→ Work required: Repeat, line for line, the entries printed below.

_ _ _ _

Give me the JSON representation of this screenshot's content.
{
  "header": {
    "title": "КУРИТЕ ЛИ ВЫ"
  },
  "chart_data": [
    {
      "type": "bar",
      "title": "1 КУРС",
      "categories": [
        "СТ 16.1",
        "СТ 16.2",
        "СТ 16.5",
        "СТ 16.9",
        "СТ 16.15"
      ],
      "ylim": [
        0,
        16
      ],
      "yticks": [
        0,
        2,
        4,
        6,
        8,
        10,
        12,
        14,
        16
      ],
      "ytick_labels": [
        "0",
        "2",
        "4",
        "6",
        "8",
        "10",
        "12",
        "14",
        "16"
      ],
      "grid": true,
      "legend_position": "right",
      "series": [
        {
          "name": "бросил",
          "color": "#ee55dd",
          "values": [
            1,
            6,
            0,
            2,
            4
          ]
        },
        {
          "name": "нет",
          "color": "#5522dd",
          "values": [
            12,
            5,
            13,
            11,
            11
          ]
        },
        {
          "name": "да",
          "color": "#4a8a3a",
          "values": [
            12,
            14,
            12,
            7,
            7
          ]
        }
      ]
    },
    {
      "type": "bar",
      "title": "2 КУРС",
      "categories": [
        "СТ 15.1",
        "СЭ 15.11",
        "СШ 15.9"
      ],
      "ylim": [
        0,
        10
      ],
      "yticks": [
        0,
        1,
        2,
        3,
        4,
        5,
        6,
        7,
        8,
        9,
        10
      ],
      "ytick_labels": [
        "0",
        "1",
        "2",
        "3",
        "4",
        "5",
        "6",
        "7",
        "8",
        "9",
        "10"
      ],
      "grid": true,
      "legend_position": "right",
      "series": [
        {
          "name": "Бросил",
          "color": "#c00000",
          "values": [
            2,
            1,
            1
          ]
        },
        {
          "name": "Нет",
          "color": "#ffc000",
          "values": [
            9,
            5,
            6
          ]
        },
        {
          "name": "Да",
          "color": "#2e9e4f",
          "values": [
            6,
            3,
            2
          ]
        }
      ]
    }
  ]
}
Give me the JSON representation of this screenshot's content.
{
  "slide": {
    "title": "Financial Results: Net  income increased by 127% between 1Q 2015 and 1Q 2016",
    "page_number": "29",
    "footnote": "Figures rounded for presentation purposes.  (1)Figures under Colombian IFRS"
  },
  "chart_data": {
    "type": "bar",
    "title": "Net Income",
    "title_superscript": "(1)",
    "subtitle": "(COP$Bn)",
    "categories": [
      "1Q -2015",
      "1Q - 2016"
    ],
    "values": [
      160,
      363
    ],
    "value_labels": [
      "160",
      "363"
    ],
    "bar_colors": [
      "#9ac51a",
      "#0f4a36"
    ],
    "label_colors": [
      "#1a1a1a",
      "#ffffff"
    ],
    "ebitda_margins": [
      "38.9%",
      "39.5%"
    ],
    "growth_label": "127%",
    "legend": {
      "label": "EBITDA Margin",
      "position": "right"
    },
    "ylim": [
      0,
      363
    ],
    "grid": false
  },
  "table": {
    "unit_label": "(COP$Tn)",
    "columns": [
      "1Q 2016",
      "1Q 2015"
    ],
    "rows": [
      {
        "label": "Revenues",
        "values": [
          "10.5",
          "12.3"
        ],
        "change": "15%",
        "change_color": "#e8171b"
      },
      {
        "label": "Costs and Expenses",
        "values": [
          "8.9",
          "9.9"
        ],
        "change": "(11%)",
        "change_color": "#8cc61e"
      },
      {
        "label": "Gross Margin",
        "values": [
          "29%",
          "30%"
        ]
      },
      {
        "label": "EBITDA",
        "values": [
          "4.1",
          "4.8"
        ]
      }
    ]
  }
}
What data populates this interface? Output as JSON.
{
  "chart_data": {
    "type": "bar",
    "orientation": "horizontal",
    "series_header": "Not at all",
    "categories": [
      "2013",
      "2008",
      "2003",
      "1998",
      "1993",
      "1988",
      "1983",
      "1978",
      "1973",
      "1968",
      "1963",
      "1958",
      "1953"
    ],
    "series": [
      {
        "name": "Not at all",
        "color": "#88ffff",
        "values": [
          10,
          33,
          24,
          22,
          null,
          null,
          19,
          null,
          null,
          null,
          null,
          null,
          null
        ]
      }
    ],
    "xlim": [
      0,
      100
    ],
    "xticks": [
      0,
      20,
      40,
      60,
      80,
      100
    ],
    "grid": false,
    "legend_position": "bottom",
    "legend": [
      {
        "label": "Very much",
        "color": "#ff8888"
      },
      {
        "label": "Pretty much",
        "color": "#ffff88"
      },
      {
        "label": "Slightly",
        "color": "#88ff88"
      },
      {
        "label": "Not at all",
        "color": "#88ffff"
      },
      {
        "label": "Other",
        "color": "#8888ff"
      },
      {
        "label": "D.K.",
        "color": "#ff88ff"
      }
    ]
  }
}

_ _ _ _

→ Result of the exercise:
Give me the JSON representation of this screenshot's content.
{
  "header": {
    "title": "КУРИТЕ ЛИ ВЫ"
  },
  "chart_data": [
    {
      "type": "bar",
      "title": "1 КУРС",
      "categories": [
        "СТ 16.1",
        "СТ 16.2",
        "СТ 16.5",
        "СТ 16.9",
        "СТ 16.15"
      ],
      "ylim": [
        0,
        16
      ],
      "yticks": [
        0,
        2,
        4,
        6,
        8,
        10,
        12,
        14,
        16
      ],
      "ytick_labels": [
        "0",
        "2",
        "4",
        "6",
        "8",
        "10",
        "12",
        "14",
        "16"
      ],
      "grid": true,
      "legend_position": "right",
      "series": [
        {
          "name": "бросил",
          "color": "#ee55dd",
          "values": [
            1,
            6,
            0,
            2,
            4
          ]
        },
        {
          "name": "нет",
          "color": "#5522dd",
          "values": [
            12,
            5,
            13,
            11,
            11
          ]
        },
        {
          "name": "да",
          "color": "#4a8a3a",
          "values": [
            12,
            14,
            12,
            7,
            7
          ]
        }
      ]
    },
    {
      "type": "bar",
      "title": "2 КУРС",
      "categories": [
        "СТ 15.1",
        "СЭ 15.11",
        "СШ 15.9"
      ],
      "ylim": [
        0,
        10
      ],
      "yticks": [
        0,
        1,
        2,
        3,
        4,
        5,
        6,
        7,
        8,
        9,
        10
      ],
      "ytick_labels": [
        "0",
        "1",
        "2",
        "3",
        "4",
        "5",
        "6",
        "7",
        "8",
        "9",
        "10"
      ],
      "grid": true,
      "legend_position": "right",
      "series": [
        {
          "name": "Бросил",
          "color": "#c00000",
          "values": [
            2,
            1,
            1
          ]
        },
        {
          "name": "Нет",
          "color": "#ffc000",
          "values": [
            9,
            5,
            6
          ]
        },
        {
          "name": "Да",
          "color": "#2e9e4f",
          "values": [
            6,
            3,
            2
          ]
        }
      ]
    }
  ]
}
Give me the JSON representation of this screenshot's content.
{
  "slide": {
    "title": "Financial Results: Net  income increased by 127% between 1Q 2015 and 1Q 2016",
    "page_number": "29",
    "footnote": "Figures rounded for presentation purposes.  (1)Figures under Colombian IFRS"
  },
  "chart_data": {
    "type": "bar",
    "title": "Net Income",
    "title_superscript": "(1)",
    "subtitle": "(COP$Bn)",
    "categories": [
      "1Q -2015",
      "1Q - 2016"
    ],
    "values": [
      160,
      363
    ],
    "value_labels": [
      "160",
      "363"
    ],
    "bar_colors": [
      "#9ac51a",
      "#0f4a36"
    ],
    "label_colors": [
      "#1a1a1a",
      "#ffffff"
    ],
    "ebitda_margins": [
      "38.9%",
      "39.5%"
    ],
    "growth_label": "127%",
    "legend": {
      "label": "EBITDA Margin",
      "position": "right"
    },
    "ylim": [
      0,
      363
    ],
    "grid": false
  },
  "table": {
    "unit_label": "(COP$Tn)",
    "columns": [
      "1Q 2016",
      "1Q 2015"
    ],
    "rows": [
      {
        "label": "Revenues",
        "values": [
          "10.5",
          "12.3"
        ],
        "change": "15%",
        "change_color": "#e8171b"
      },
      {
        "label": "Costs and Expenses",
        "values": [
          "8.9",
          "9.9"
        ],
        "change": "(11%)",
        "change_color": "#8cc61e"
      },
      {
        "label": "Gross Margin",
        "values": [
          "29%",
          "30%"
        ]
      },
      {
        "label": "EBITDA",
        "values": [
          "4.1",
          "4.8"
        ]
      }
    ]
  }
}
What data populates this interface? Output as JSON.
{
  "chart_data": {
    "type": "bar",
    "orientation": "horizontal",
    "series_header": "Not at all",
    "categories": [
      "2013",
      "2008",
      "2003",
      "1998",
      "1993",
      "1988",
      "1983",
      "1978",
      "1973",
      "1968",
      "1963",
      "1958",
      "1953"
    ],
    "series": [
      {
        "name": "Not at all",
        "color": "#88ffff",
        "values": [
          10,
          33,
          24,
          22,
          null,
          null,
          19,
          null,
          null,
          null,
          null,
          null,
          null
        ]
      }
    ],
    "xlim": [
      0,
      100
    ],
    "xticks": [
      0,
      20,
      40,
      60,
      80,
      100
    ],
    "grid": false,
    "legend_position": "bottom",
    "legend": [
      {
        "label": "Very much",
        "color": "#ff8888"
      },
      {
        "label": "Pretty much",
        "color": "#ffff88"
      },
      {
        "label": "Slightly",
        "color": "#88ff88"
      },
      {
        "label": "Not at all",
        "color": "#88ffff"
      },
      {
        "label": "Other",
        "color": "#8888ff"
      },
      {
        "label": "D.K.",
        "color": "#ff88ff"
      }
    ]
  }
}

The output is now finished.